■ **TASK A**:
In the QuadRooter article, why does Check Point believe up to 900 million Android phones could be at risk? Answer in one to three sentences.
■ **TASK B**:
Answer these questions from the QuadRooter article, one per line:
(i) Which security firm reported the vulnerability?
(ii) How many key vulnerabilities make up QuadRooter?
(iii) Which Google Nexus models are named as at risk?
■ **TASK C**:
Resume the QuadRooter article from its final sentence, keeping its reporting style.

■ **PASSAGE PROVIDED**:
● ● ●

900 Million Android Phones Could Be Vulnerable To New "Quadrooter" Hack

"QuadRooter" could give hackers complete access to your phone's data.
NurPhoto via Getty Images

A serious security flaw has been discovered in millions of Android phones that could give hackers complete access to the device’s data, say security researchers.

Security firm Check Point say they’ve discovered a vulnerability in the software that runs on chips made by the US company Qualcomm.

As one of the leading chip providers for tablets and smartphones Check Point believes that up to 900 million Android phones could be at risk.

The researchers discovered four key vulnerabilities which they’re calling QuadRooter. The flaws are believed to be located in the software that handles graphics processing and in the program that handles communication between different tasks running on the phone.

Among those affected the company say Google’s flagship range including the Nexus 5X, Nexus 6 and Nexus 6P are all at risk.

Bloomberg via Getty Images

Other major smartphones include the HTC 10, LG G4, Moto X and all three versions of the OnePlus.

● ● ●

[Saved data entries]
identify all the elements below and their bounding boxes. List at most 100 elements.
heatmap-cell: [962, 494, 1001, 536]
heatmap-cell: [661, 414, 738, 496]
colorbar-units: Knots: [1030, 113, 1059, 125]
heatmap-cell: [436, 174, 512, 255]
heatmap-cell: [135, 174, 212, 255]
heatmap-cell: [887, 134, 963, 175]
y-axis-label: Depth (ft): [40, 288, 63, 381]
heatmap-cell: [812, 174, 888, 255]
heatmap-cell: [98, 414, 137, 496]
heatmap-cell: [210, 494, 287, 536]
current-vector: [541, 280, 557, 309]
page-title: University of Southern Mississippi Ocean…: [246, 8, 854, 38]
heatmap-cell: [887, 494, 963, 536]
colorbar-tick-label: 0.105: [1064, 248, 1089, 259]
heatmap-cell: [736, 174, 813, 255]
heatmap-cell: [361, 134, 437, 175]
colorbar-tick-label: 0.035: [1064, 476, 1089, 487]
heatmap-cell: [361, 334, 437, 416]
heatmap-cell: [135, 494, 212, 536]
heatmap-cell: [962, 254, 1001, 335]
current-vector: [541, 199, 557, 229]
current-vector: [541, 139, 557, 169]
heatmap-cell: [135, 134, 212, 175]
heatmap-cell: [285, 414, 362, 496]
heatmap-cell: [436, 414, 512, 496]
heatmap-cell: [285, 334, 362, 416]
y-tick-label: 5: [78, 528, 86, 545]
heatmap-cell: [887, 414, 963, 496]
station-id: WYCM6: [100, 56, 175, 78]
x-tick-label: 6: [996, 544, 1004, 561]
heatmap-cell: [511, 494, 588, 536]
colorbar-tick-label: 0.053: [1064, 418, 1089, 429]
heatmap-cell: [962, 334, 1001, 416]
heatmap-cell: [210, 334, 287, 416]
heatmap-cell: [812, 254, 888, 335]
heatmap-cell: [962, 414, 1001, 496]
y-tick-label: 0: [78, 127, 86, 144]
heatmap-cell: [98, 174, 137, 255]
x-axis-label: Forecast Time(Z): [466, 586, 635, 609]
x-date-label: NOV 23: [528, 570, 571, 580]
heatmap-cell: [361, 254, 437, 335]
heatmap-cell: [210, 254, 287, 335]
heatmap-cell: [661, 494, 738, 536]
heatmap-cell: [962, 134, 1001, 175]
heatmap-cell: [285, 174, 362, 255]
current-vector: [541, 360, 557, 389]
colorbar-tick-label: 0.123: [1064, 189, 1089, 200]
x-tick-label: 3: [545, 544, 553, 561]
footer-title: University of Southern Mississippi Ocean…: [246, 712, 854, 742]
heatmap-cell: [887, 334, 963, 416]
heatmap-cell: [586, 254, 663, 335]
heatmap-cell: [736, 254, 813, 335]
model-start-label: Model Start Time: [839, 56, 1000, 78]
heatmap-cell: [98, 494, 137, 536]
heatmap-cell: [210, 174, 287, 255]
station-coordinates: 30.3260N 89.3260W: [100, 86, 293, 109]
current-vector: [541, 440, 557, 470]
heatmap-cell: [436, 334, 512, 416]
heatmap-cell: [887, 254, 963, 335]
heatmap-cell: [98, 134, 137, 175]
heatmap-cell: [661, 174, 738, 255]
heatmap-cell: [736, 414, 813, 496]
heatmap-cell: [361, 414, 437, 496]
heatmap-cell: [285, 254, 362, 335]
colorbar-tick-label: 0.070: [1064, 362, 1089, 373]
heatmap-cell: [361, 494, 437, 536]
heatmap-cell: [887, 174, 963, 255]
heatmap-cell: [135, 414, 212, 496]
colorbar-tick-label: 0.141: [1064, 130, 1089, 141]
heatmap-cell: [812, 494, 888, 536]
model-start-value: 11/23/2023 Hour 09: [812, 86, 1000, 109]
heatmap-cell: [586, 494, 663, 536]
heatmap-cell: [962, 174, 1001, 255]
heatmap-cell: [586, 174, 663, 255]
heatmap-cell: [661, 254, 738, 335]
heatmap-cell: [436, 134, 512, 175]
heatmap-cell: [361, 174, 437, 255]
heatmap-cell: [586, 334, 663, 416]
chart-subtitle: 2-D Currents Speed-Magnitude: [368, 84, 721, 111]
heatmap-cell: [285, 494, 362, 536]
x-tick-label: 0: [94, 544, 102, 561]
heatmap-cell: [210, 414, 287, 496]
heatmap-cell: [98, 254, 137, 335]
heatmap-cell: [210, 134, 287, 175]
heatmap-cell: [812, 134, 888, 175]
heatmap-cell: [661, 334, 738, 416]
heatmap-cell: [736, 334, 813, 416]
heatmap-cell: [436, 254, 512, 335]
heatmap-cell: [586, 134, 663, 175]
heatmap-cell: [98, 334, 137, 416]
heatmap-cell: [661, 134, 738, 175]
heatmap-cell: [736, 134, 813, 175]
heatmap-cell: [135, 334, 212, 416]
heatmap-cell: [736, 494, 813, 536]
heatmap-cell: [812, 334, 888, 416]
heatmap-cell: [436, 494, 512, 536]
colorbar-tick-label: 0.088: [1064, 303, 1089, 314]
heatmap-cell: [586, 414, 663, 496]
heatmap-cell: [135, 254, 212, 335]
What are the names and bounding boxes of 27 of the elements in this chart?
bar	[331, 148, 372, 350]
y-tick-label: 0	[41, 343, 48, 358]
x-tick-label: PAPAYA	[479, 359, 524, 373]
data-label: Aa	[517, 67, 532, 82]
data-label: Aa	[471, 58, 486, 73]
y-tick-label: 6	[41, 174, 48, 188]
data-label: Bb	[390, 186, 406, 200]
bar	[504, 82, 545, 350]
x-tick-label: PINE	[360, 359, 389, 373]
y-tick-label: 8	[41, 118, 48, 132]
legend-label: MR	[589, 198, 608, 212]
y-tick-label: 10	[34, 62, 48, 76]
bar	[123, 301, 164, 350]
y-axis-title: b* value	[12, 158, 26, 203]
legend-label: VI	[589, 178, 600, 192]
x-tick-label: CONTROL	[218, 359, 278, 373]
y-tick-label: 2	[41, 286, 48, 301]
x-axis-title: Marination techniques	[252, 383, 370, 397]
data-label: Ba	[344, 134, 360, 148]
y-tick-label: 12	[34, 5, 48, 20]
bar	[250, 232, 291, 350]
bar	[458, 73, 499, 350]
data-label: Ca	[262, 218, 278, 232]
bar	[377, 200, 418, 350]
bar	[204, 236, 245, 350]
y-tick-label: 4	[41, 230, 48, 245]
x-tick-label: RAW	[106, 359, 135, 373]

● ● ●

■ **YOUR RESPONSE A**:
The vulnerability is in software that runs on chips made by Qualcomm. Because Qualcomm is one of the leading chip providers for tablets and smartphones, Check Point believes up to 900 million Android phones could be affected.

■ **YOUR RESPONSE B**:
(i) Check Point
(ii) Four
(iii) The Nexus 5X, Nexus 6 and Nexus 6P

■ **YOUR RESPONSE C**:
The BBC reports that the team of researchers spent six months reverse engineering Qualcomm’s code before finally finding the vulnerability.

However now its been discovered Check Point believe it’s just a matter of time before criminals take advantage of the flaw.

Michael Shaulov, head of mobility product management at Check Point said: “I’m pretty sure you will see these vulnerabilities being used in the next three to four months,”

Check Point have created an app for users to download via the Google Play Store which will then scan their smartphone and let them know if there are any of these vulnerabilities on their device.

Check Point

According to Check Point Qualcomm has already started pushing out patches for the vulnerabilities to its phone makers and network operators.

It’s not clear yet how many phones have been fixed however the app should be able to help give users visibility over whether their phone manufacturer has pushed out an update to remove the flaw.